| The task |
Print all entries precisely as they are written.

| Stored data entries |
+-------+
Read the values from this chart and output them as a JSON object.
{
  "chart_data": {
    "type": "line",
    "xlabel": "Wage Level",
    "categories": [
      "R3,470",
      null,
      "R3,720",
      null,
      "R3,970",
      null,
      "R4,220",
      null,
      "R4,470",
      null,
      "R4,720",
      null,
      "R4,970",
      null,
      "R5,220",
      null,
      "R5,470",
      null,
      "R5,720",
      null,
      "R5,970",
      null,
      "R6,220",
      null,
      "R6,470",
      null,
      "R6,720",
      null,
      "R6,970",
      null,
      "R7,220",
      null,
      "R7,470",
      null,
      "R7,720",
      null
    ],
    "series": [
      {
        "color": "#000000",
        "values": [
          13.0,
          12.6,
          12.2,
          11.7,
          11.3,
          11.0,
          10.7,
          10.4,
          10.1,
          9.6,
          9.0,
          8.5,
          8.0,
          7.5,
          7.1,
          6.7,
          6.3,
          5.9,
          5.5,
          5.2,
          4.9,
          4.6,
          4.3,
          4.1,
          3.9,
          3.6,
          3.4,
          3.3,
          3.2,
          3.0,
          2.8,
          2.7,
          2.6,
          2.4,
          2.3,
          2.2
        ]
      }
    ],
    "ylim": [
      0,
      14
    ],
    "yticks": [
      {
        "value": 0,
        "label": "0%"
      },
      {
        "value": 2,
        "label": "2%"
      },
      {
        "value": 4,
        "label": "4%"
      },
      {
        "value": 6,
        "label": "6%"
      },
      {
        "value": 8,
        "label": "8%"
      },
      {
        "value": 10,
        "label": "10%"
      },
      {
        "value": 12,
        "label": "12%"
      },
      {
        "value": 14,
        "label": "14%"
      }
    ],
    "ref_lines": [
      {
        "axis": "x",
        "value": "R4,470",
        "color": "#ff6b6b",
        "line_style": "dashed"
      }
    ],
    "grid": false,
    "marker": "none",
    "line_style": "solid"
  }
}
+-------+
| The answer |
Read the values from this chart and output them as a JSON object.
{
  "chart_data": {
    "type": "line",
    "xlabel": "Wage Level",
    "categories": [
      "R3,470",
      null,
      "R3,720",
      null,
      "R3,970",
      null,
      "R4,220",
      null,
      "R4,470",
      null,
      "R4,720",
      null,
      "R4,970",
      null,
      "R5,220",
      null,
      "R5,470",
      null,
      "R5,720",
      null,
      "R5,970",
      null,
      "R6,220",
      null,
      "R6,470",
      null,
      "R6,720",
      null,
      "R6,970",
      null,
      "R7,220",
      null,
      "R7,470",
      null,
      "R7,720",
      null
    ],
    "series": [
      {
        "color": "#000000",
        "values": [
          13.0,
          12.6,
          12.2,
          11.7,
          11.3,
          11.0,
          10.7,
          10.4,
          10.1,
          9.6,
          9.0,
          8.5,
          8.0,
          7.5,
          7.1,
          6.7,
          6.3,
          5.9,
          5.5,
          5.2,
          4.9,
          4.6,
          4.3,
          4.1,
          3.9,
          3.6,
          3.4,
          3.3,
          3.2,
          3.0,
          2.8,
          2.7,
          2.6,
          2.4,
          2.3,
          2.2
        ]
      }
    ],
    "ylim": [
      0,
      14
    ],
    "yticks": [
      {
        "value": 0,
        "label": "0%"
      },
      {
        "value": 2,
        "label": "2%"
      },
      {
        "value": 4,
        "label": "4%"
      },
      {
        "value": 6,
        "label": "6%"
      },
      {
        "value": 8,
        "label": "8%"
      },
      {
        "value": 10,
        "label": "10%"
      },
      {
        "value": 12,
        "label": "12%"
      },
      {
        "value": 14,
        "label": "14%"
      }
    ],
    "ref_lines": [
      {
        "axis": "x",
        "value": "R4,470",
        "color": "#ff6b6b",
        "line_style": "dashed"
      }
    ],
    "grid": false,
    "marker": "none",
    "line_style": "solid"
  }
}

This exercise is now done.